Without changing a character, return the entries, but not the images they hold.

── Exercise inputs

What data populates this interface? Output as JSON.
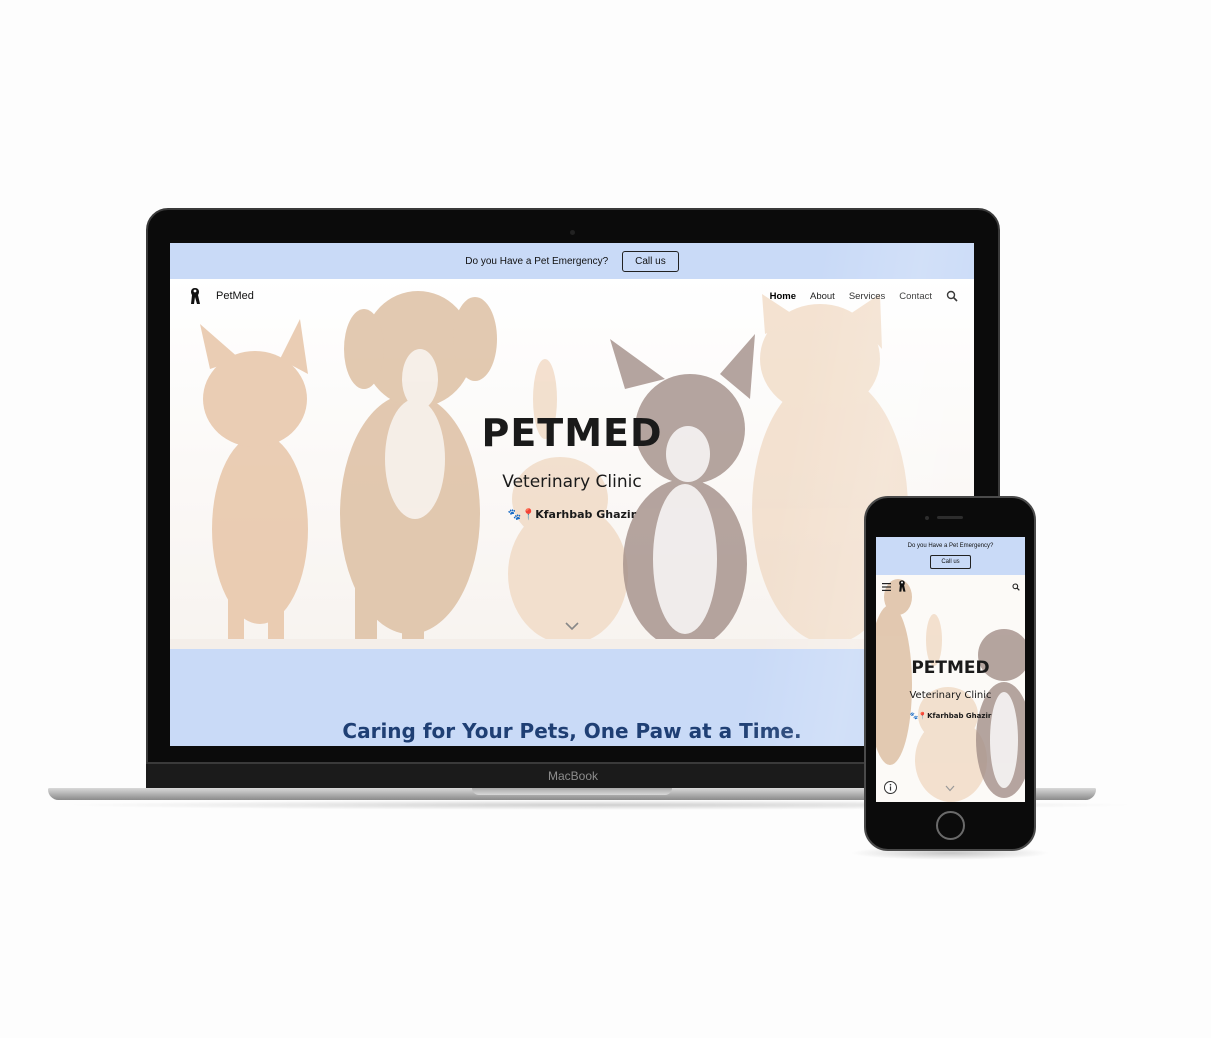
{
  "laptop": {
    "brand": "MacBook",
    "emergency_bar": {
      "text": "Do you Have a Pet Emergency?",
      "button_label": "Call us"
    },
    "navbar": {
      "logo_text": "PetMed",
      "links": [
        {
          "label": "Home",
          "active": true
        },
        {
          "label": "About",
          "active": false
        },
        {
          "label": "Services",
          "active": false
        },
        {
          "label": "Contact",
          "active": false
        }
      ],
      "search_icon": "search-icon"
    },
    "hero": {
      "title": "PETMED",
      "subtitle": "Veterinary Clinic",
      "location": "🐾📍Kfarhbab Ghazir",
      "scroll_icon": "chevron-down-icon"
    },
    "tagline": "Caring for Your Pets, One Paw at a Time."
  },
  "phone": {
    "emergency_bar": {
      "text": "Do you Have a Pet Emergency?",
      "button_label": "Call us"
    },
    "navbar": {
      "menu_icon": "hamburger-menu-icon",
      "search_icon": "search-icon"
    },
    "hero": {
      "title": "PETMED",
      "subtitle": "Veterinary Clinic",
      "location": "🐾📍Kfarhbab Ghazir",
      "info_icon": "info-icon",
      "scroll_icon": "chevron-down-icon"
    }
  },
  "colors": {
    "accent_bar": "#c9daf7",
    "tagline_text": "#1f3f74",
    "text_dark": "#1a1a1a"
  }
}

────

- Full output:
What data populates this interface? Output as JSON.
{
  "laptop": {
    "brand": "MacBook",
    "emergency_bar": {
      "text": "Do you Have a Pet Emergency?",
      "button_label": "Call us"
    },
    "navbar": {
      "logo_text": "PetMed",
      "links": [
        {
          "label": "Home",
          "active": true
        },
        {
          "label": "About",
          "active": false
        },
        {
          "label": "Services",
          "active": false
        },
        {
          "label": "Contact",
          "active": false
        }
      ],
      "search_icon": "search-icon"
    },
    "hero": {
      "title": "PETMED",
      "subtitle": "Veterinary Clinic",
      "location": "🐾📍Kfarhbab Ghazir",
      "scroll_icon": "chevron-down-icon"
    },
    "tagline": "Caring for Your Pets, One Paw at a Time."
  },
  "phone": {
    "emergency_bar": {
      "text": "Do you Have a Pet Emergency?",
      "button_label": "Call us"
    },
    "navbar": {
      "menu_icon": "hamburger-menu-icon",
      "search_icon": "search-icon"
    },
    "hero": {
      "title": "PETMED",
      "subtitle": "Veterinary Clinic",
      "location": "🐾📍Kfarhbab Ghazir",
      "info_icon": "info-icon",
      "scroll_icon": "chevron-down-icon"
    }
  },
  "colors": {
    "accent_bar": "#c9daf7",
    "tagline_text": "#1f3f74",
    "text_dark": "#1a1a1a"
  }
}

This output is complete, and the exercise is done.